Saved data entries:
====

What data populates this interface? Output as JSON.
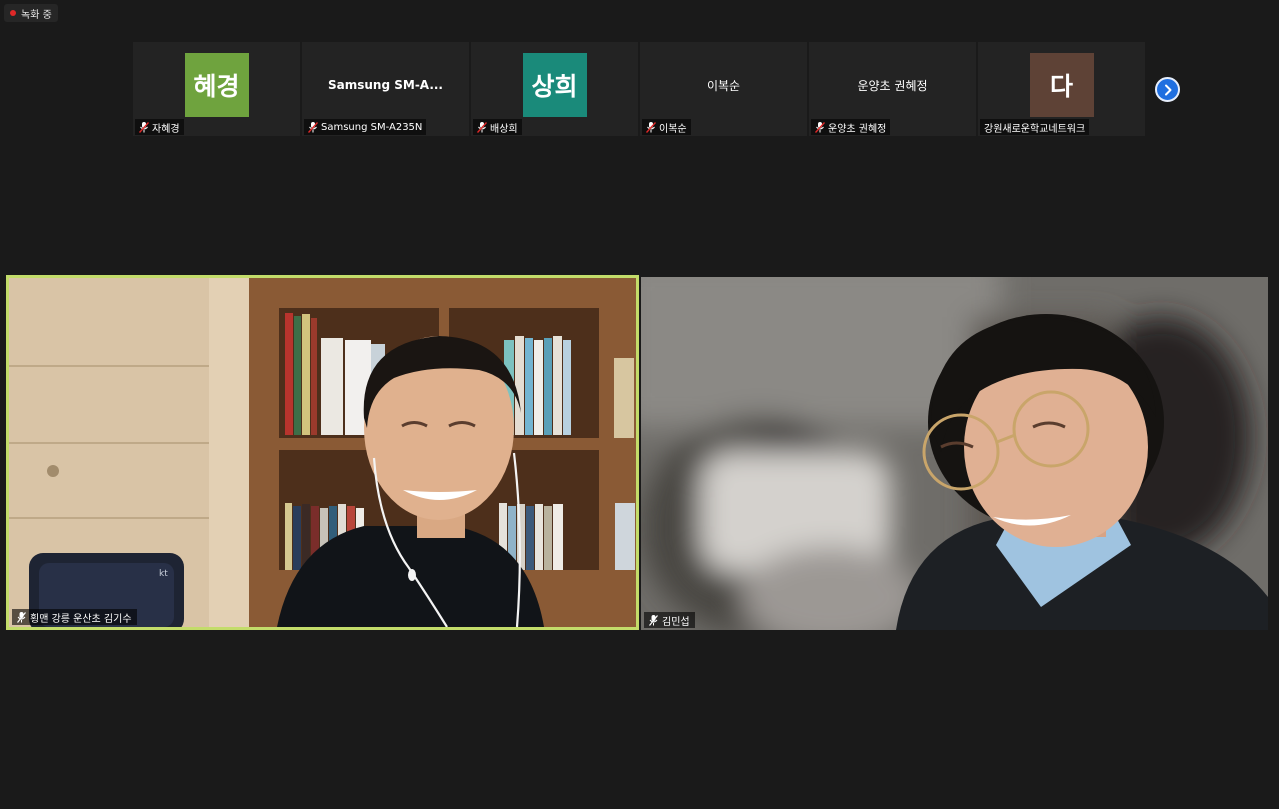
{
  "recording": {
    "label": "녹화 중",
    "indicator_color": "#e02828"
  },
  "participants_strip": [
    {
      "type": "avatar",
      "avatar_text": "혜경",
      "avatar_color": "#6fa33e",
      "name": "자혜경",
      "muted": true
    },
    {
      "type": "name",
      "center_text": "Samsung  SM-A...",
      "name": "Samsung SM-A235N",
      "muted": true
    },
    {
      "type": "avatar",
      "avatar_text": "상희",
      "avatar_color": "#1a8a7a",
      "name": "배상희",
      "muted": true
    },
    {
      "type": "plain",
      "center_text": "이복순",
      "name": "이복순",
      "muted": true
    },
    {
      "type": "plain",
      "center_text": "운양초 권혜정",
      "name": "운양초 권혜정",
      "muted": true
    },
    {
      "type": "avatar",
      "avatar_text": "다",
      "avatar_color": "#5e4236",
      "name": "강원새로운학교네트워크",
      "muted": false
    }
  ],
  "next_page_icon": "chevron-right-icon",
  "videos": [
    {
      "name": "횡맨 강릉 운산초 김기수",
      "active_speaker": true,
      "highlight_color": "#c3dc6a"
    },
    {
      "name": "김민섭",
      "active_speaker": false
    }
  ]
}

====

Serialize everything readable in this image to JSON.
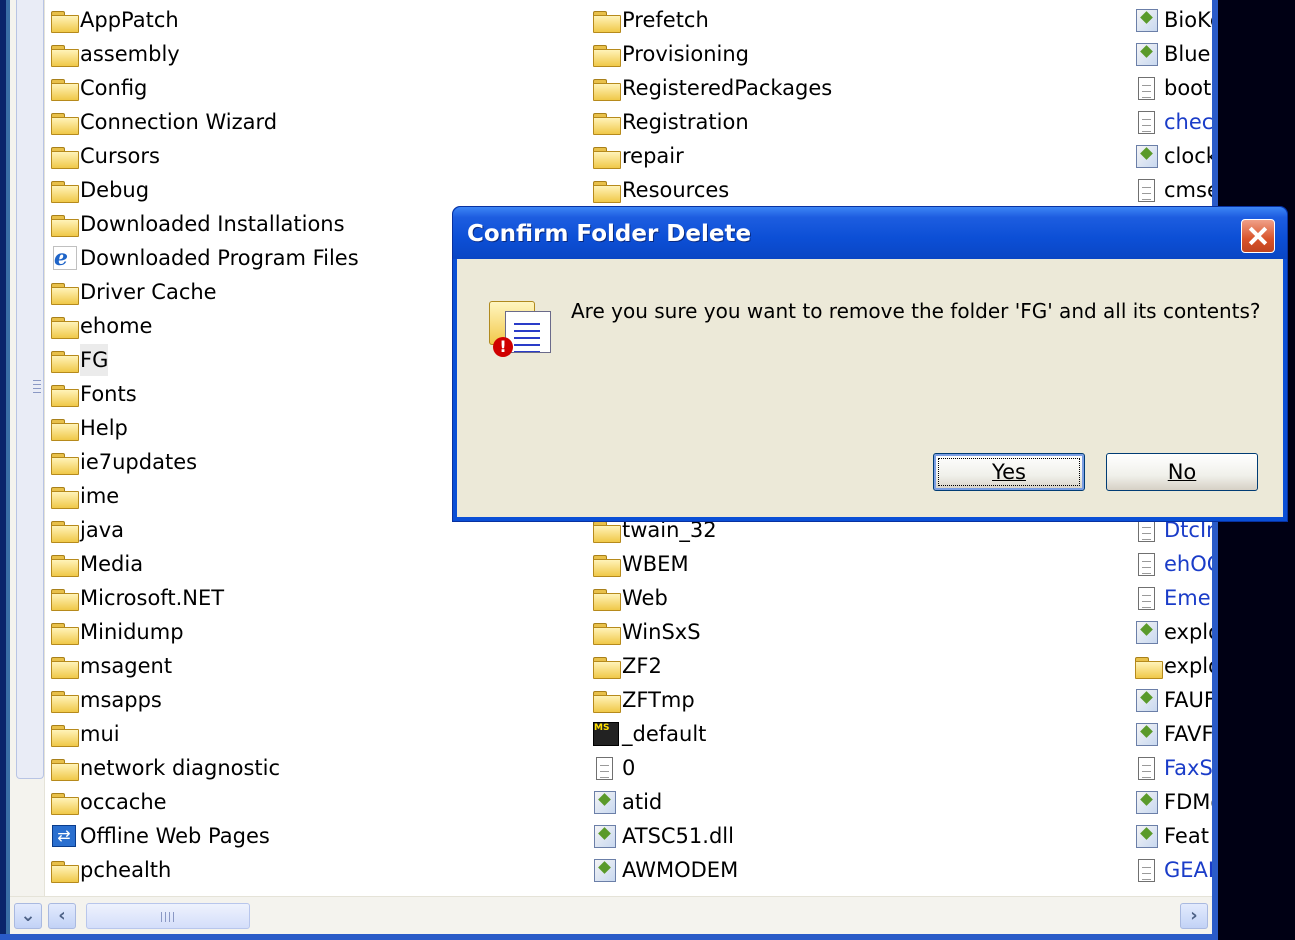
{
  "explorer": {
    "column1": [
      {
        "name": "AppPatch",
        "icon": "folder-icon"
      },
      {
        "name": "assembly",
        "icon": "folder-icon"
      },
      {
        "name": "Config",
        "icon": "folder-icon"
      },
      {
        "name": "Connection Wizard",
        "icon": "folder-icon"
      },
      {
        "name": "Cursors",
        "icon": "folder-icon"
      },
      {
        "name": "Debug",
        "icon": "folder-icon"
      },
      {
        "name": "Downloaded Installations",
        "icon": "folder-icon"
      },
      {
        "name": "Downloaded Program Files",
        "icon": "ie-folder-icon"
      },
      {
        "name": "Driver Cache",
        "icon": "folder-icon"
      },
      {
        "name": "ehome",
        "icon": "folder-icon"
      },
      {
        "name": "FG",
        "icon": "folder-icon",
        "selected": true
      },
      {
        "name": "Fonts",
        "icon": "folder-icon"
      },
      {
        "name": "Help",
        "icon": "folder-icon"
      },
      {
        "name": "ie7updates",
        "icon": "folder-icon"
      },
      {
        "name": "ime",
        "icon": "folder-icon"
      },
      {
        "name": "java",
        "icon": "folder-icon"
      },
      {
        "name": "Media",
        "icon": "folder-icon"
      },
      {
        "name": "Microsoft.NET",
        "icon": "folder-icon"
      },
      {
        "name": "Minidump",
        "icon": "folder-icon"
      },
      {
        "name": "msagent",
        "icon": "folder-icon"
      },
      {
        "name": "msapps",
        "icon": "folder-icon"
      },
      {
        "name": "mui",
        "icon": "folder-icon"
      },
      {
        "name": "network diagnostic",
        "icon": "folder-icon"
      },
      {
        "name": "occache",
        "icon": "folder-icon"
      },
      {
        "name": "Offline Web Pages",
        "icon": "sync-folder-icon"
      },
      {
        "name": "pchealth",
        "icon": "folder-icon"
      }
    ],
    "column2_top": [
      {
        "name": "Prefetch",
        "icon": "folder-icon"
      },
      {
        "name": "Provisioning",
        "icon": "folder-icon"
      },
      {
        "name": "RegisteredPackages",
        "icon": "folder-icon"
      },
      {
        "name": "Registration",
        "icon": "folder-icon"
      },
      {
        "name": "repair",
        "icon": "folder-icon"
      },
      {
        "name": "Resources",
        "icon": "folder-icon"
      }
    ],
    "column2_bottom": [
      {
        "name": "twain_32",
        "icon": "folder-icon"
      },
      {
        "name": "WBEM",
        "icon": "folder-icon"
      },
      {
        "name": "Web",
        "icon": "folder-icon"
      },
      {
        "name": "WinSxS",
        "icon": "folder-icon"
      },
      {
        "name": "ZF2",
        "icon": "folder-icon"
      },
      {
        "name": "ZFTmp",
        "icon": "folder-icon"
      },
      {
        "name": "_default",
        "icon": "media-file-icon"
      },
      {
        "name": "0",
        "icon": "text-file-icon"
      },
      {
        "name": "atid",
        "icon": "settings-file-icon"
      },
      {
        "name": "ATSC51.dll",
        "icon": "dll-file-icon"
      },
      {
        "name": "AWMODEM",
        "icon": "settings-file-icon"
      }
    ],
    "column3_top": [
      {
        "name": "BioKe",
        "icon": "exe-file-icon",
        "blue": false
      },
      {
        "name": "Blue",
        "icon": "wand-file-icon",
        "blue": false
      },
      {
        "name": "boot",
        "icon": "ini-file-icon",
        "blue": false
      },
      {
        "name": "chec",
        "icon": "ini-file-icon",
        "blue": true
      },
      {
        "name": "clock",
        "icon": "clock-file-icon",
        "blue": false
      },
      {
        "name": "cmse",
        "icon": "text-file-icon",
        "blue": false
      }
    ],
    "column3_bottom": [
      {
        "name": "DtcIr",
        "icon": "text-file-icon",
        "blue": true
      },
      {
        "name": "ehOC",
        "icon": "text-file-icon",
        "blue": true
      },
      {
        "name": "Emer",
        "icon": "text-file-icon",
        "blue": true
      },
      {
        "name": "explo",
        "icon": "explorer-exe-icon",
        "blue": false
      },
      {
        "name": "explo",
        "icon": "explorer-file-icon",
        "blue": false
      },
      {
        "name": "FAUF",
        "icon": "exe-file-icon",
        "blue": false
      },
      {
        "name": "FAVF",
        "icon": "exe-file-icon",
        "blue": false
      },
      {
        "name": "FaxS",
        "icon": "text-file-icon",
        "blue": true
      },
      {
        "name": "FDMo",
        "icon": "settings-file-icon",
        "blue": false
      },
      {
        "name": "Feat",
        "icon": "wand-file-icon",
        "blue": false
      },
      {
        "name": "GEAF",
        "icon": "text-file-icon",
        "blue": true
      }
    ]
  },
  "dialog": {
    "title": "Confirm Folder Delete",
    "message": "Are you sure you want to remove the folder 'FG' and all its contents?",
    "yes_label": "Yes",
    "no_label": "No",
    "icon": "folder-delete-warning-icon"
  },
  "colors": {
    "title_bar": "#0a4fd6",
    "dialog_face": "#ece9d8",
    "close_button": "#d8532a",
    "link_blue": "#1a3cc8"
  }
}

====

Go through the records. Copy each line where "Downloaded" appears.

**RESPONSE TO THE TASK**.
        "name": "Downloaded Installations",
        "name": "Downloaded Program Files",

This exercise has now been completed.